* GIVEN REQUEST
Your task is to repeat the lines below exactly, excluding any pictures they contain.

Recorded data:
"""

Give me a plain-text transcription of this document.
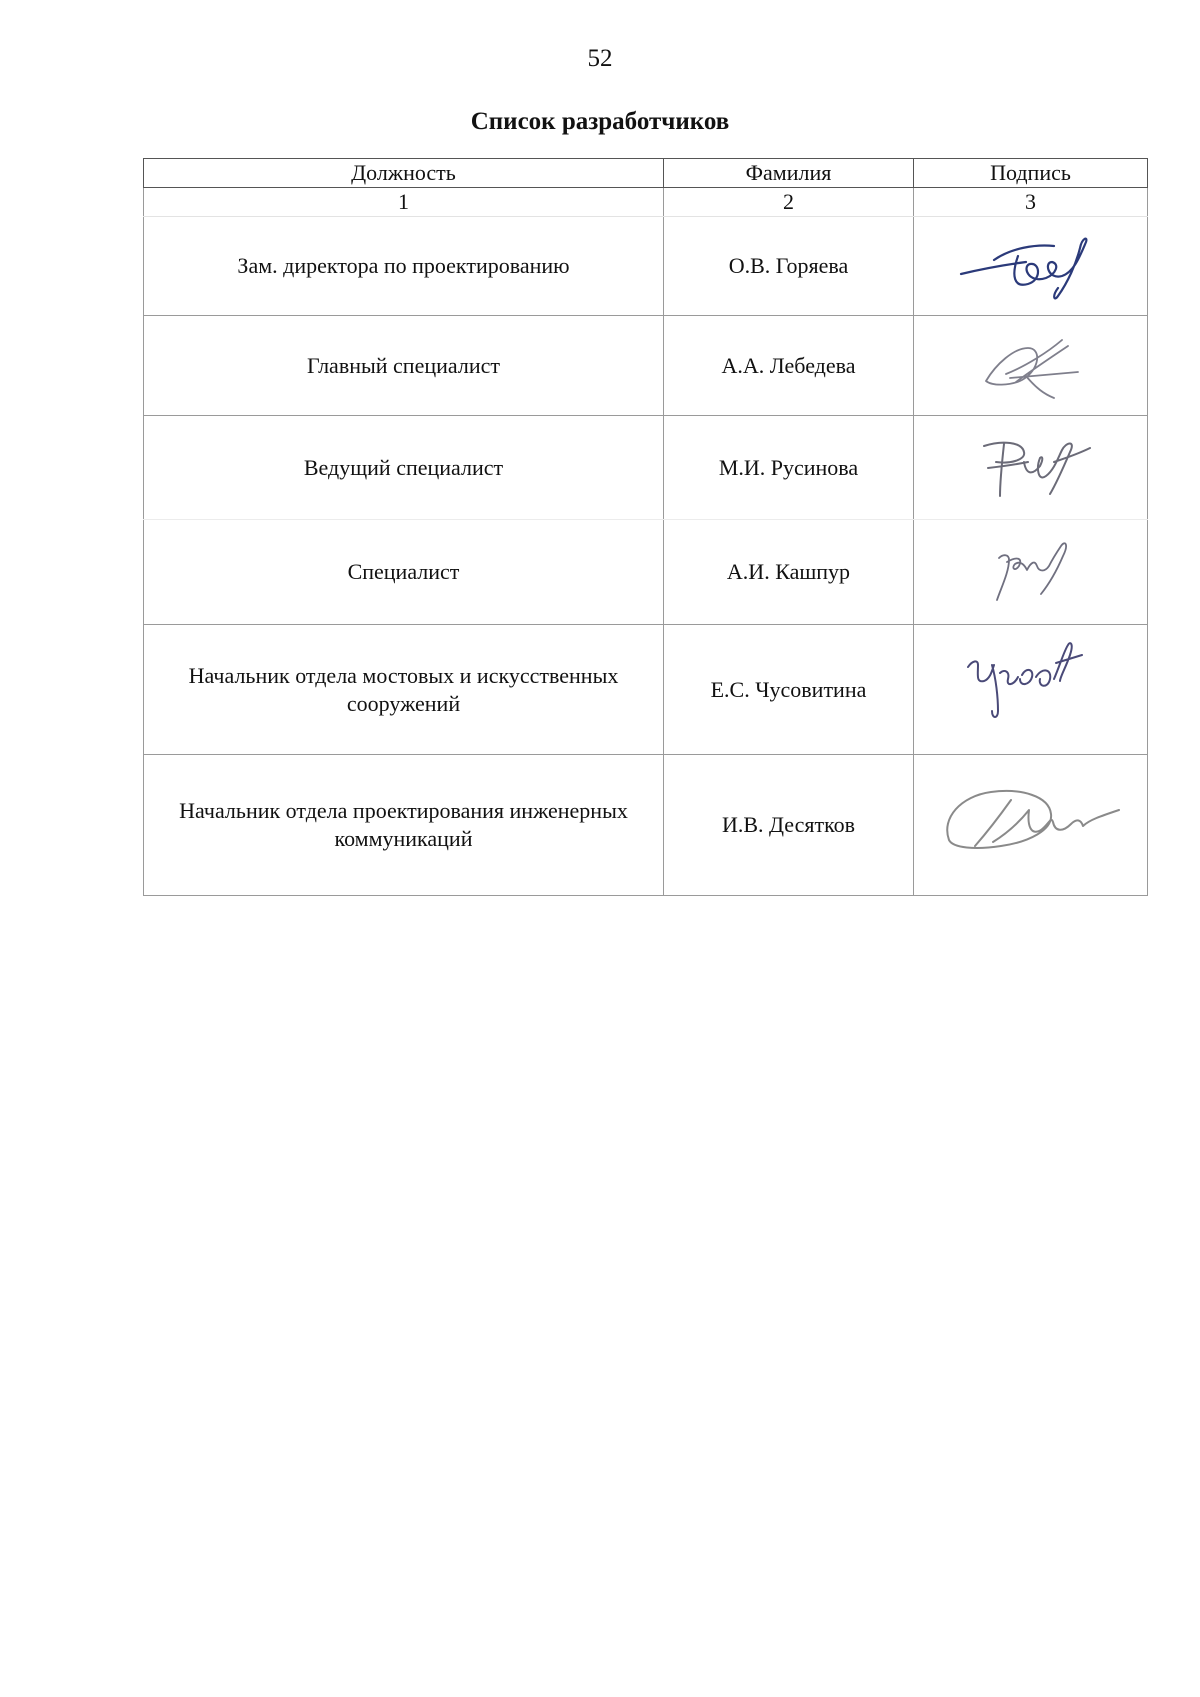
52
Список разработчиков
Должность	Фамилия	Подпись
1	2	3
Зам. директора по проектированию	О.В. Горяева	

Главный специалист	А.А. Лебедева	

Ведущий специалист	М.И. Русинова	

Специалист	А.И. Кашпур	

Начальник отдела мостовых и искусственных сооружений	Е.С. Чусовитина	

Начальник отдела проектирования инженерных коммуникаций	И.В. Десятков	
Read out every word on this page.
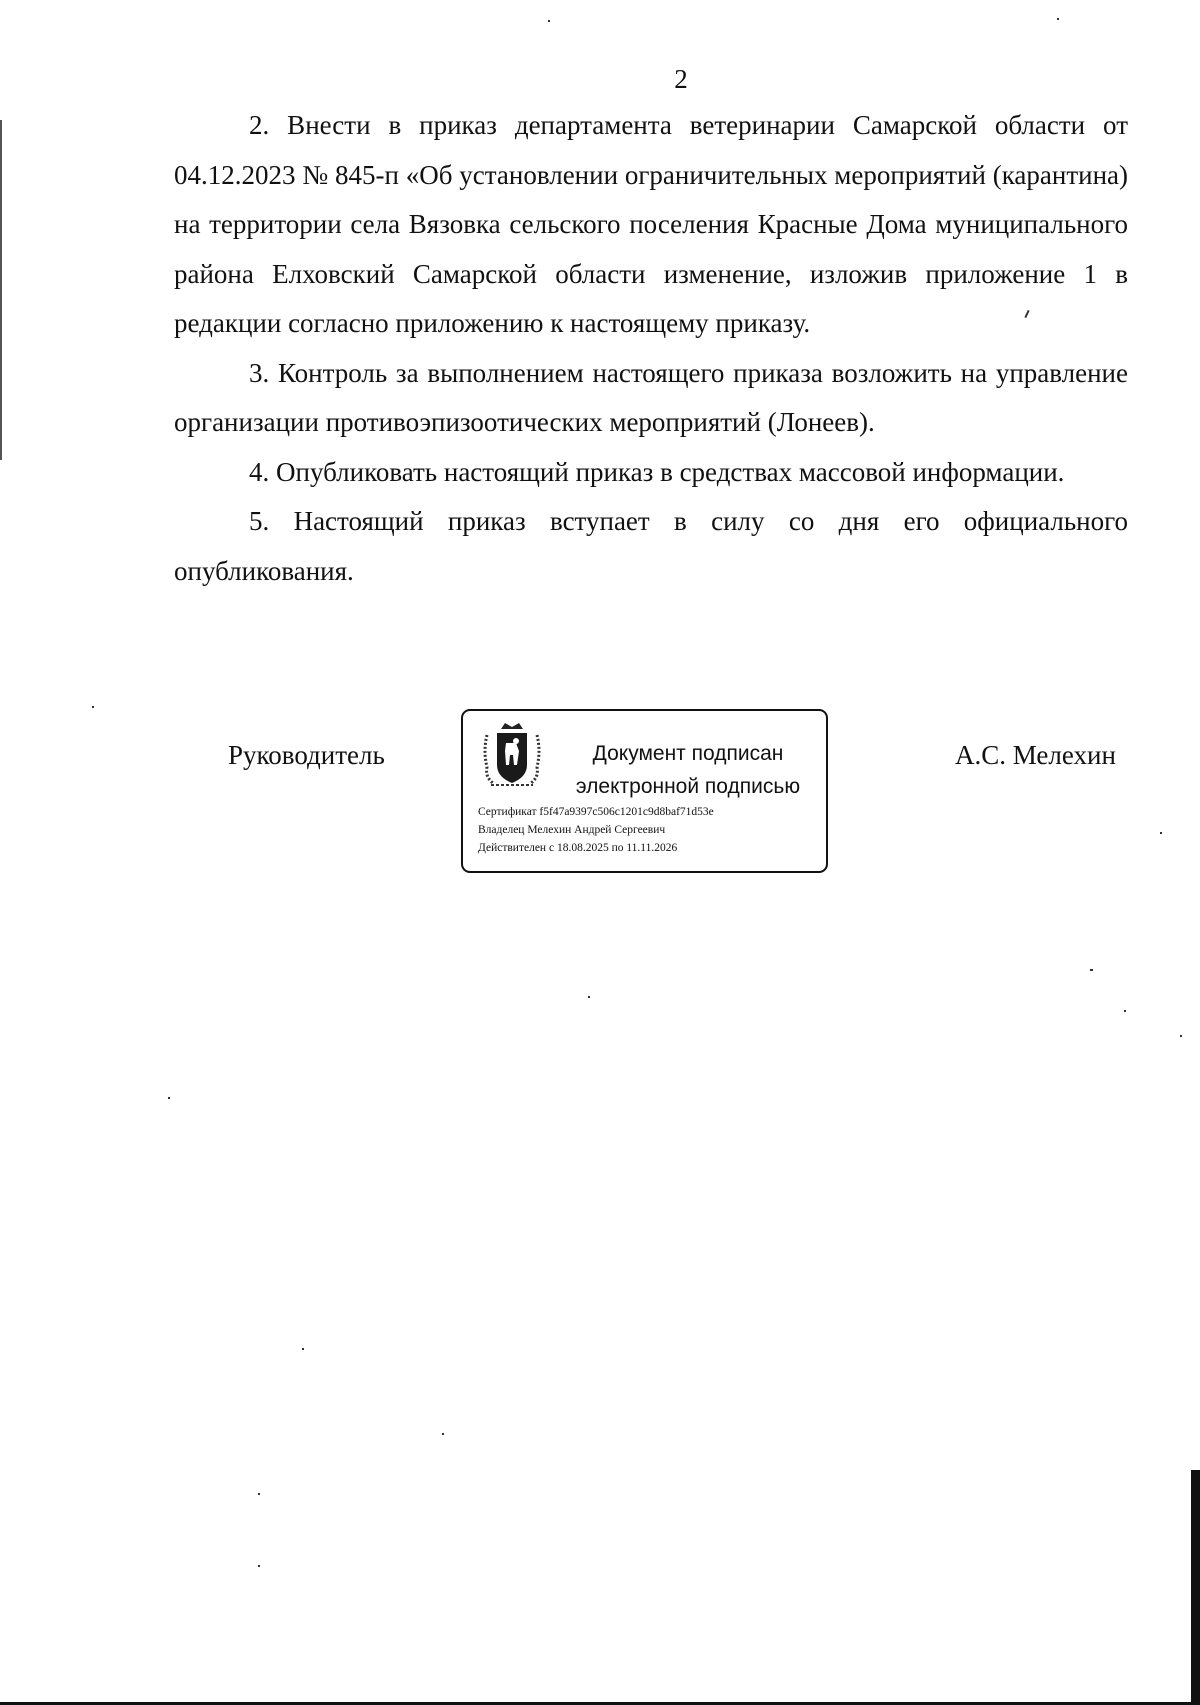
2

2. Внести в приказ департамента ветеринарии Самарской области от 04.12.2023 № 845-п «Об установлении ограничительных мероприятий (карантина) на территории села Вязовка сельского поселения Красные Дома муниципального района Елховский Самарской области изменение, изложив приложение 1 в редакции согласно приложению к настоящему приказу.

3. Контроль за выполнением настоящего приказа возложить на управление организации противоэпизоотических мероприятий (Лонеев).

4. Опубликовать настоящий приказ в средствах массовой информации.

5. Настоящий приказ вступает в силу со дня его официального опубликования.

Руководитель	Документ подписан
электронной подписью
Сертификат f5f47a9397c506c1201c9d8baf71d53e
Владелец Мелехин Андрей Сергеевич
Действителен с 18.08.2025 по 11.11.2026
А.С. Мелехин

"""

* FINISHED ANSWER
Give me a plain-text transcription of this document.
52
Список разработчиков
Должность	Фамилия	Подпись
1	2	3
Зам. директора по проектированию	О.В. Горяева	

Главный специалист	А.А. Лебедева	

Ведущий специалист	М.И. Русинова	

Специалист	А.И. Кашпур	

Начальник отдела мостовых и искусственных сооружений	Е.С. Чусовитина	

Начальник отдела проектирования инженерных коммуникаций	И.В. Десятков	
Read out every word on this page.
2

2. Внести в приказ департамента ветеринарии Самарской области от 04.12.2023 № 845-п «Об установлении ограничительных мероприятий (карантина) на территории села Вязовка сельского поселения Красные Дома муниципального района Елховский Самарской области изменение, изложив приложение 1 в редакции согласно приложению к настоящему приказу.

3. Контроль за выполнением настоящего приказа возложить на управление организации противоэпизоотических мероприятий (Лонеев).

4. Опубликовать настоящий приказ в средствах массовой информации.

5. Настоящий приказ вступает в силу со дня его официального опубликования.

Руководитель	Документ подписан
электронной подписью
Сертификат f5f47a9397c506c1201c9d8baf71d53e
Владелец Мелехин Андрей Сергеевич
Действителен с 18.08.2025 по 11.11.2026
А.С. Мелехин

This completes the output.